* **Exercise description**
Restate each of the lines given below, word for word.

* **Dataset rows**
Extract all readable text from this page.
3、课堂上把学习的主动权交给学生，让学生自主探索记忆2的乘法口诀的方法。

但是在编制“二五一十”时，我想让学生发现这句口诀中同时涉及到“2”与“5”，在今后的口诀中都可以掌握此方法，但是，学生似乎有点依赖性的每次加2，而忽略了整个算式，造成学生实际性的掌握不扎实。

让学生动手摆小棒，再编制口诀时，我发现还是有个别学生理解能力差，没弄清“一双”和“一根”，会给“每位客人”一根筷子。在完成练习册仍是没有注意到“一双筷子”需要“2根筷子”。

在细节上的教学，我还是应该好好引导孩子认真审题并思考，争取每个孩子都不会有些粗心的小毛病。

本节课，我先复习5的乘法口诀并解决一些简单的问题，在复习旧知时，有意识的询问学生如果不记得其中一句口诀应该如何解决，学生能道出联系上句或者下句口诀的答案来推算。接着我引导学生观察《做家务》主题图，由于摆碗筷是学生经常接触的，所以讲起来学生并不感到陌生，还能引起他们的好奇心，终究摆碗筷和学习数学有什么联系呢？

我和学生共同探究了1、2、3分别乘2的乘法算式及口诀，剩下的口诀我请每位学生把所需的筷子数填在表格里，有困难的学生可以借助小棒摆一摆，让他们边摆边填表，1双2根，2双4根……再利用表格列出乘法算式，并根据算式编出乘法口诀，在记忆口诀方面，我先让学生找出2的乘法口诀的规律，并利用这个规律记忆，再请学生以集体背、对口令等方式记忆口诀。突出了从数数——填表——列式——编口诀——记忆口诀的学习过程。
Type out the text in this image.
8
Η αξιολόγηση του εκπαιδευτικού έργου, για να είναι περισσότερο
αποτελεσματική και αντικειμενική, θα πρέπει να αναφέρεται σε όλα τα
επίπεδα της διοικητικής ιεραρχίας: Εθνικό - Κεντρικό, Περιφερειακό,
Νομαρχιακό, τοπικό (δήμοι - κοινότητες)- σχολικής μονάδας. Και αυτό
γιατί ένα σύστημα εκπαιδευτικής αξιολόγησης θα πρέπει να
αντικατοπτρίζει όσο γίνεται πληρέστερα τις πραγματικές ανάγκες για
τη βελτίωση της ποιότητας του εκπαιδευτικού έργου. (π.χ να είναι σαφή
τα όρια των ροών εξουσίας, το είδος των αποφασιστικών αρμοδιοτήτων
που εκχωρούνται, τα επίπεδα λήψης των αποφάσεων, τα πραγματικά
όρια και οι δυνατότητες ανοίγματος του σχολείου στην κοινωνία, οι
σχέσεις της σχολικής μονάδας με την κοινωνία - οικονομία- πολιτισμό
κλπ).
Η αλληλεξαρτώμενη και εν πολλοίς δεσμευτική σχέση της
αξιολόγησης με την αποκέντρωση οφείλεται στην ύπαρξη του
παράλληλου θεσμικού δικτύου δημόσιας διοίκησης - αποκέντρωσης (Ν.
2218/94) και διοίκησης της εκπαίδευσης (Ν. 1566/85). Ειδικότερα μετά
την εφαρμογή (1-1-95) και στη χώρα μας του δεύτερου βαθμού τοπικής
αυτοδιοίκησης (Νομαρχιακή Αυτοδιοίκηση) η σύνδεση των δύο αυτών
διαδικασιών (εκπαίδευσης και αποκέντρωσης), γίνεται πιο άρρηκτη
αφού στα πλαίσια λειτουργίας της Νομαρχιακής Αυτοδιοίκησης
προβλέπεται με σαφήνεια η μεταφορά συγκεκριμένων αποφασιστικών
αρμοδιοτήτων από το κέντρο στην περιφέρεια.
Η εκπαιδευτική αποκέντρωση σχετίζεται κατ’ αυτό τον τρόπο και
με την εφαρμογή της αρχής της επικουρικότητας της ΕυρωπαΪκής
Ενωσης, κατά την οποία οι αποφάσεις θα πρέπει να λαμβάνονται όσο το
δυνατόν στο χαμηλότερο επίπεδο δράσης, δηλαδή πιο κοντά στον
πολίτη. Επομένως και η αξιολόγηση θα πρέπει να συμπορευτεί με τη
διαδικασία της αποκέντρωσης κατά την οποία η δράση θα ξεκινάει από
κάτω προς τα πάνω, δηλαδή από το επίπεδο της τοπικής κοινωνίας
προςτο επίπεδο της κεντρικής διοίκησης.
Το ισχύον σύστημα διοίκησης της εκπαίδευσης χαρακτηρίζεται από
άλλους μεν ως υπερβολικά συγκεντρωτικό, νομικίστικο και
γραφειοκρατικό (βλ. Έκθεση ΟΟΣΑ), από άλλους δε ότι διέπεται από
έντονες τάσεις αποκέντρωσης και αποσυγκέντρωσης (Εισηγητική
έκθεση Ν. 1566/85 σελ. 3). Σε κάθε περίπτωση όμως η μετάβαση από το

* **Output of the task**
Extract all readable text from this page.
3、课堂上把学习的主动权交给学生，让学生自主探索记忆2的乘法口诀的方法。

但是在编制“二五一十”时，我想让学生发现这句口诀中同时涉及到“2”与“5”，在今后的口诀中都可以掌握此方法，但是，学生似乎有点依赖性的每次加2，而忽略了整个算式，造成学生实际性的掌握不扎实。

让学生动手摆小棒，再编制口诀时，我发现还是有个别学生理解能力差，没弄清“一双”和“一根”，会给“每位客人”一根筷子。在完成练习册仍是没有注意到“一双筷子”需要“2根筷子”。

在细节上的教学，我还是应该好好引导孩子认真审题并思考，争取每个孩子都不会有些粗心的小毛病。

本节课，我先复习5的乘法口诀并解决一些简单的问题，在复习旧知时，有意识的询问学生如果不记得其中一句口诀应该如何解决，学生能道出联系上句或者下句口诀的答案来推算。接着我引导学生观察《做家务》主题图，由于摆碗筷是学生经常接触的，所以讲起来学生并不感到陌生，还能引起他们的好奇心，终究摆碗筷和学习数学有什么联系呢？

我和学生共同探究了1、2、3分别乘2的乘法算式及口诀，剩下的口诀我请每位学生把所需的筷子数填在表格里，有困难的学生可以借助小棒摆一摆，让他们边摆边填表，1双2根，2双4根……再利用表格列出乘法算式，并根据算式编出乘法口诀，在记忆口诀方面，我先让学生找出2的乘法口诀的规律，并利用这个规律记忆，再请学生以集体背、对口令等方式记忆口诀。突出了从数数——填表——列式——编口诀——记忆口诀的学习过程。
Type out the text in this image.
8
Η αξιολόγηση του εκπαιδευτικού έργου, για να είναι περισσότερο
αποτελεσματική και αντικειμενική, θα πρέπει να αναφέρεται σε όλα τα
επίπεδα της διοικητικής ιεραρχίας: Εθνικό - Κεντρικό, Περιφερειακό,
Νομαρχιακό, τοπικό (δήμοι - κοινότητες)- σχολικής μονάδας. Και αυτό
γιατί ένα σύστημα εκπαιδευτικής αξιολόγησης θα πρέπει να
αντικατοπτρίζει όσο γίνεται πληρέστερα τις πραγματικές ανάγκες για
τη βελτίωση της ποιότητας του εκπαιδευτικού έργου. (π.χ να είναι σαφή
τα όρια των ροών εξουσίας, το είδος των αποφασιστικών αρμοδιοτήτων
που εκχωρούνται, τα επίπεδα λήψης των αποφάσεων, τα πραγματικά
όρια και οι δυνατότητες ανοίγματος του σχολείου στην κοινωνία, οι
σχέσεις της σχολικής μονάδας με την κοινωνία - οικονομία- πολιτισμό
κλπ).
Η αλληλεξαρτώμενη και εν πολλοίς δεσμευτική σχέση της
αξιολόγησης με την αποκέντρωση οφείλεται στην ύπαρξη του
παράλληλου θεσμικού δικτύου δημόσιας διοίκησης - αποκέντρωσης (Ν.
2218/94) και διοίκησης της εκπαίδευσης (Ν. 1566/85). Ειδικότερα μετά
την εφαρμογή (1-1-95) και στη χώρα μας του δεύτερου βαθμού τοπικής
αυτοδιοίκησης (Νομαρχιακή Αυτοδιοίκηση) η σύνδεση των δύο αυτών
διαδικασιών (εκπαίδευσης και αποκέντρωσης), γίνεται πιο άρρηκτη
αφού στα πλαίσια λειτουργίας της Νομαρχιακής Αυτοδιοίκησης
προβλέπεται με σαφήνεια η μεταφορά συγκεκριμένων αποφασιστικών
αρμοδιοτήτων από το κέντρο στην περιφέρεια.
Η εκπαιδευτική αποκέντρωση σχετίζεται κατ’ αυτό τον τρόπο και
με την εφαρμογή της αρχής της επικουρικότητας της ΕυρωπαΪκής
Ενωσης, κατά την οποία οι αποφάσεις θα πρέπει να λαμβάνονται όσο το
δυνατόν στο χαμηλότερο επίπεδο δράσης, δηλαδή πιο κοντά στον
πολίτη. Επομένως και η αξιολόγηση θα πρέπει να συμπορευτεί με τη
διαδικασία της αποκέντρωσης κατά την οποία η δράση θα ξεκινάει από
κάτω προς τα πάνω, δηλαδή από το επίπεδο της τοπικής κοινωνίας
προςτο επίπεδο της κεντρικής διοίκησης.
Το ισχύον σύστημα διοίκησης της εκπαίδευσης χαρακτηρίζεται από
άλλους μεν ως υπερβολικά συγκεντρωτικό, νομικίστικο και
γραφειοκρατικό (βλ. Έκθεση ΟΟΣΑ), από άλλους δε ότι διέπεται από
έντονες τάσεις αποκέντρωσης και αποσυγκέντρωσης (Εισηγητική
έκθεση Ν. 1566/85 σελ. 3). Σε κάθε περίπτωση όμως η μετάβαση από το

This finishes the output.